→ Objective
Output the full listing word for word.

◇ ◇ ◇ ◇ ◇

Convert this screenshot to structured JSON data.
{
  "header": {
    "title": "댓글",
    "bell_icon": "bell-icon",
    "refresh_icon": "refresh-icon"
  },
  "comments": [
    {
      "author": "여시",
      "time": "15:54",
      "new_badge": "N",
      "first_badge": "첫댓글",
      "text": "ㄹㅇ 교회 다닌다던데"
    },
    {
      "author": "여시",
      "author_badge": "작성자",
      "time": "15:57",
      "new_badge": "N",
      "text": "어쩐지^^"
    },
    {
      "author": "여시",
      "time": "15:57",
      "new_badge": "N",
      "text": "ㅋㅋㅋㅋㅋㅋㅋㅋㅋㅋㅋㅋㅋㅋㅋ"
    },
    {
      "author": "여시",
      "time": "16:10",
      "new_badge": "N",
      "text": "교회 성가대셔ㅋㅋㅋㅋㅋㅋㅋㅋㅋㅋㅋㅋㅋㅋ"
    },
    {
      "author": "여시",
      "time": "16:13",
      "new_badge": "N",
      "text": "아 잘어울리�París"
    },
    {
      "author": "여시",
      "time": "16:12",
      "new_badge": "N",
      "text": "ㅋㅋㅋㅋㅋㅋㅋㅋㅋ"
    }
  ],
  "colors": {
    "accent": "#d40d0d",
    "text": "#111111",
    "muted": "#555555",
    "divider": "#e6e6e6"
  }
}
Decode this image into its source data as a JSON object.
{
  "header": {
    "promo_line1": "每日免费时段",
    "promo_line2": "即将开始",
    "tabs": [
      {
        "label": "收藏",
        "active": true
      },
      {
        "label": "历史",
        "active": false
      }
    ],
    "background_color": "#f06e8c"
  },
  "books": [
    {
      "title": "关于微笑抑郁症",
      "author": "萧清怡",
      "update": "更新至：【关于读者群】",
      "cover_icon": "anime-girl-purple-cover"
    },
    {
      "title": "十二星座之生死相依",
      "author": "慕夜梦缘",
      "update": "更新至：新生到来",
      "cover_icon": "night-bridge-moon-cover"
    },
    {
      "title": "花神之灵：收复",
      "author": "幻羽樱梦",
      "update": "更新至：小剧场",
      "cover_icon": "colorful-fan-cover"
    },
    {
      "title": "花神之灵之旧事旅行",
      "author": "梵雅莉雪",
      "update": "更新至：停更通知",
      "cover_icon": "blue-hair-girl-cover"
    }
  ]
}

◇ ◇ ◇ ◇ ◇

→ Exercise result
Convert this screenshot to structured JSON data.
{
  "header": {
    "title": "댓글",
    "bell_icon": "bell-icon",
    "refresh_icon": "refresh-icon"
  },
  "comments": [
    {
      "author": "여시",
      "time": "15:54",
      "new_badge": "N",
      "first_badge": "첫댓글",
      "text": "ㄹㅇ 교회 다닌다던데"
    },
    {
      "author": "여시",
      "author_badge": "작성자",
      "time": "15:57",
      "new_badge": "N",
      "text": "어쩐지^^"
    },
    {
      "author": "여시",
      "time": "15:57",
      "new_badge": "N",
      "text": "ㅋㅋㅋㅋㅋㅋㅋㅋㅋㅋㅋㅋㅋㅋㅋ"
    },
    {
      "author": "여시",
      "time": "16:10",
      "new_badge": "N",
      "text": "교회 성가대셔ㅋㅋㅋㅋㅋㅋㅋㅋㅋㅋㅋㅋㅋㅋ"
    },
    {
      "author": "여시",
      "time": "16:13",
      "new_badge": "N",
      "text": "아 잘어울리�París"
    },
    {
      "author": "여시",
      "time": "16:12",
      "new_badge": "N",
      "text": "ㅋㅋㅋㅋㅋㅋㅋㅋㅋ"
    }
  ],
  "colors": {
    "accent": "#d40d0d",
    "text": "#111111",
    "muted": "#555555",
    "divider": "#e6e6e6"
  }
}
Decode this image into its source data as a JSON object.
{
  "header": {
    "promo_line1": "每日免费时段",
    "promo_line2": "即将开始",
    "tabs": [
      {
        "label": "收藏",
        "active": true
      },
      {
        "label": "历史",
        "active": false
      }
    ],
    "background_color": "#f06e8c"
  },
  "books": [
    {
      "title": "关于微笑抑郁症",
      "author": "萧清怡",
      "update": "更新至：【关于读者群】",
      "cover_icon": "anime-girl-purple-cover"
    },
    {
      "title": "十二星座之生死相依",
      "author": "慕夜梦缘",
      "update": "更新至：新生到来",
      "cover_icon": "night-bridge-moon-cover"
    },
    {
      "title": "花神之灵：收复",
      "author": "幻羽樱梦",
      "update": "更新至：小剧场",
      "cover_icon": "colorful-fan-cover"
    },
    {
      "title": "花神之灵之旧事旅行",
      "author": "梵雅莉雪",
      "update": "更新至：停更通知",
      "cover_icon": "blue-hair-girl-cover"
    }
  ]
}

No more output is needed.